• _Exercise task_
Search the data for the string "gross" and gather each line it is in.

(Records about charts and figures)
◇ ◇ ◇ ◇

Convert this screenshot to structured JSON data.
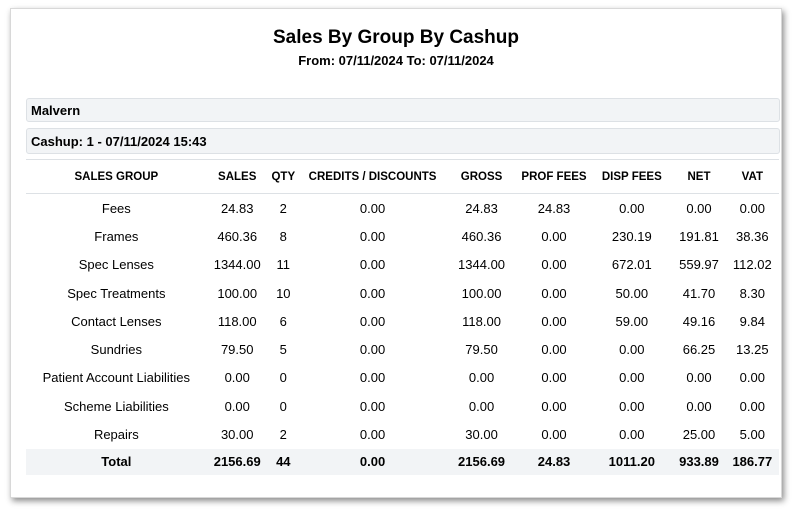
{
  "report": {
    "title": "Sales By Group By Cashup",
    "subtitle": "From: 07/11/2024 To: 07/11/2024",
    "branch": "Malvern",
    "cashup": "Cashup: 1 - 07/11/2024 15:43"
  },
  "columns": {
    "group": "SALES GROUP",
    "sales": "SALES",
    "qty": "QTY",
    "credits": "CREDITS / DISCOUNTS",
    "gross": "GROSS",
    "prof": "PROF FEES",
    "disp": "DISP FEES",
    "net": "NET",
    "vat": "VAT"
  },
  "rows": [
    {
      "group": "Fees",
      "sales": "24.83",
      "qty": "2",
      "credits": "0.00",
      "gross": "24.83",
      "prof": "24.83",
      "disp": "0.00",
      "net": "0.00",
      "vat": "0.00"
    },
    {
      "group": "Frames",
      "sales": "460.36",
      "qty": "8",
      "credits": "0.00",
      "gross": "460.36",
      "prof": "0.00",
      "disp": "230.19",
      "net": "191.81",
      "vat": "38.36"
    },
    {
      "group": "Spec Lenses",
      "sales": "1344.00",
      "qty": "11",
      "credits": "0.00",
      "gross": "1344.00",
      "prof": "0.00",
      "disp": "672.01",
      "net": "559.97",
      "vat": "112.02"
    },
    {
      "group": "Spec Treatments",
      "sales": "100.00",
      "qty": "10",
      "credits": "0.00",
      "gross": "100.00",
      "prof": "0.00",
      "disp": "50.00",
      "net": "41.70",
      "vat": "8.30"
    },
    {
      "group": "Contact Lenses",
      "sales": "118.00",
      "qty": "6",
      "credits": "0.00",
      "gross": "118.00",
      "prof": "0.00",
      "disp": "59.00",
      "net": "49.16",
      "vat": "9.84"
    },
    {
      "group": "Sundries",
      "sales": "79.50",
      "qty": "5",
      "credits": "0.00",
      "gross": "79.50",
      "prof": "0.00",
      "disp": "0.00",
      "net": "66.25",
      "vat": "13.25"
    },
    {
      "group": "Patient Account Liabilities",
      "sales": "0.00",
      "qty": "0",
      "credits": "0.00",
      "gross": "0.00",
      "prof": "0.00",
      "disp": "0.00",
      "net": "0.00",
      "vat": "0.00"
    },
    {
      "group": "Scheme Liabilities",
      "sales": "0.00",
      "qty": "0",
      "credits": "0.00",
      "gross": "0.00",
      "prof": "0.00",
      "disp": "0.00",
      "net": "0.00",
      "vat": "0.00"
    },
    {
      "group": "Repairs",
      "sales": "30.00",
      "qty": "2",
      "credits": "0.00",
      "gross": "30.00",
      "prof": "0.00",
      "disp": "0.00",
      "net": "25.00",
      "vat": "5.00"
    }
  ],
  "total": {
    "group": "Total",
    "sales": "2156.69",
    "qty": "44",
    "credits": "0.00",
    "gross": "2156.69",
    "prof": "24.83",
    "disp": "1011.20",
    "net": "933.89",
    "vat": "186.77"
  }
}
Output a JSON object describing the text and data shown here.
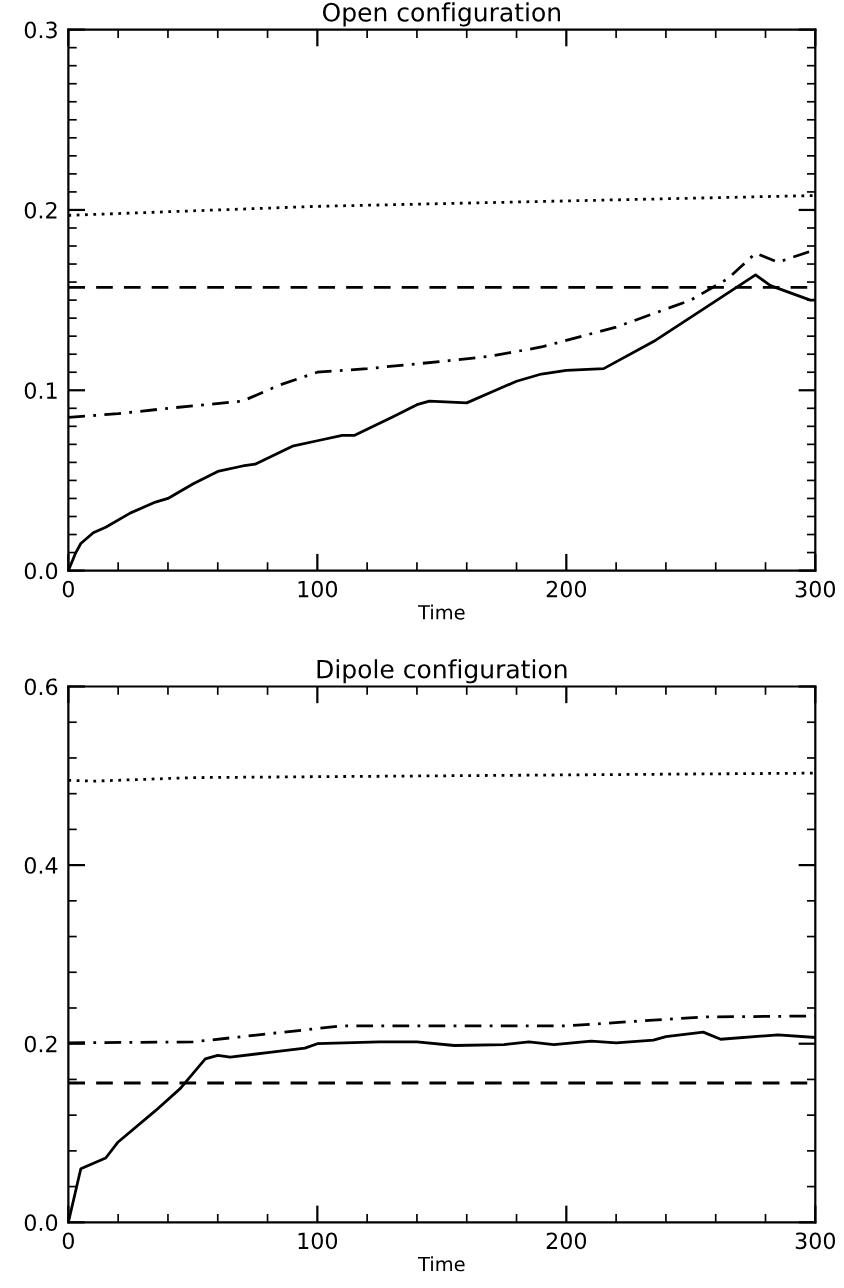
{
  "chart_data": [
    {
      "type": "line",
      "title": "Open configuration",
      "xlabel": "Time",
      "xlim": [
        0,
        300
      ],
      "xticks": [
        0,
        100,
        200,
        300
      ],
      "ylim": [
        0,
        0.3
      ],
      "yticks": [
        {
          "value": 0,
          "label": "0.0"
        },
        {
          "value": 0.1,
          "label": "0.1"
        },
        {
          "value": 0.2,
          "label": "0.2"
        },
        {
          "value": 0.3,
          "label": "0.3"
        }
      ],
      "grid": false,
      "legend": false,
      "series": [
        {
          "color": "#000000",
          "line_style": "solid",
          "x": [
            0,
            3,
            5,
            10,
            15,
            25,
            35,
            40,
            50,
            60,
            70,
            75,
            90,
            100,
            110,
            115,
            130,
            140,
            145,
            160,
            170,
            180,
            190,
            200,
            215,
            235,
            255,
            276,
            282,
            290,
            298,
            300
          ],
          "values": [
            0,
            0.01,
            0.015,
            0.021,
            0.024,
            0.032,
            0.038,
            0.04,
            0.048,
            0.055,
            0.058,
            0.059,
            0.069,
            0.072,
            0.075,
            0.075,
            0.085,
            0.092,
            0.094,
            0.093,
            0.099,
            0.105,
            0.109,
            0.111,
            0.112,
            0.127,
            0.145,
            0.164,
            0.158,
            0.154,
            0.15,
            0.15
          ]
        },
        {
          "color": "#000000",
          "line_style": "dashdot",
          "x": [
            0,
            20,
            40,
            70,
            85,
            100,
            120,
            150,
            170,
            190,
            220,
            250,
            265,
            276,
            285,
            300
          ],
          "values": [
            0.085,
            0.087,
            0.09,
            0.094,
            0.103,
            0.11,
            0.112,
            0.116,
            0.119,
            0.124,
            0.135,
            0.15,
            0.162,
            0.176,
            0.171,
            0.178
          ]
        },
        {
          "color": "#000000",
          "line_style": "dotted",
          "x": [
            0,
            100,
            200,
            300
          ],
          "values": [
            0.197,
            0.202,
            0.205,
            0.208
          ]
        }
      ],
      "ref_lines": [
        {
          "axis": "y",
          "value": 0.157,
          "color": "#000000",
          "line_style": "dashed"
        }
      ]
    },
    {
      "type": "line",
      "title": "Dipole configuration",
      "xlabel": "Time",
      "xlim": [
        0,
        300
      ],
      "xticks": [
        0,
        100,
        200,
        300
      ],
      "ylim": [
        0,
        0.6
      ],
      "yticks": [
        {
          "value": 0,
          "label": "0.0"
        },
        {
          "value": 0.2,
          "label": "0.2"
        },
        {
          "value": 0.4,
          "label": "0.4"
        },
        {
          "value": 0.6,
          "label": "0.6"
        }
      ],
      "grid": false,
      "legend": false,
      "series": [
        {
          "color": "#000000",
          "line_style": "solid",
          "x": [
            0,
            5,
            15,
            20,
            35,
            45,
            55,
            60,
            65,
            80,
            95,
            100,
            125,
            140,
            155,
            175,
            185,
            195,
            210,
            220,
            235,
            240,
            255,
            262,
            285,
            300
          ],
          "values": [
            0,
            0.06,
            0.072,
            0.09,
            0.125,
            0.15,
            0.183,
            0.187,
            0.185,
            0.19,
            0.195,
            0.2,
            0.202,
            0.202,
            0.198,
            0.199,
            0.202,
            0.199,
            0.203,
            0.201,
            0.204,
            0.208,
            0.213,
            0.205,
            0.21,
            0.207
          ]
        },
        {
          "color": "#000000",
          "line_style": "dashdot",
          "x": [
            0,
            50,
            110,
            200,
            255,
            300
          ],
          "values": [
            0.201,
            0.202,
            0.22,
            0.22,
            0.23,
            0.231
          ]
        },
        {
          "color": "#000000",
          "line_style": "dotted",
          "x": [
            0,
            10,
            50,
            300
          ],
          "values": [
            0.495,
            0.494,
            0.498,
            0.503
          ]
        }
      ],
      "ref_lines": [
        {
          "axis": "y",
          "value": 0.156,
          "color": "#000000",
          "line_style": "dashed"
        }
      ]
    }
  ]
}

◇ ◇ ◇ ◇

• _Exercise solution_
    "gross": "GROSS",
      "gross": "24.83",
      "gross": "460.36",
      "gross": "1344.00",
      "gross": "100.00",
      "gross": "118.00",
      "gross": "79.50",
      "gross": "0.00",
      "gross": "0.00",
      "gross": "30.00",
    "gross": "2156.69",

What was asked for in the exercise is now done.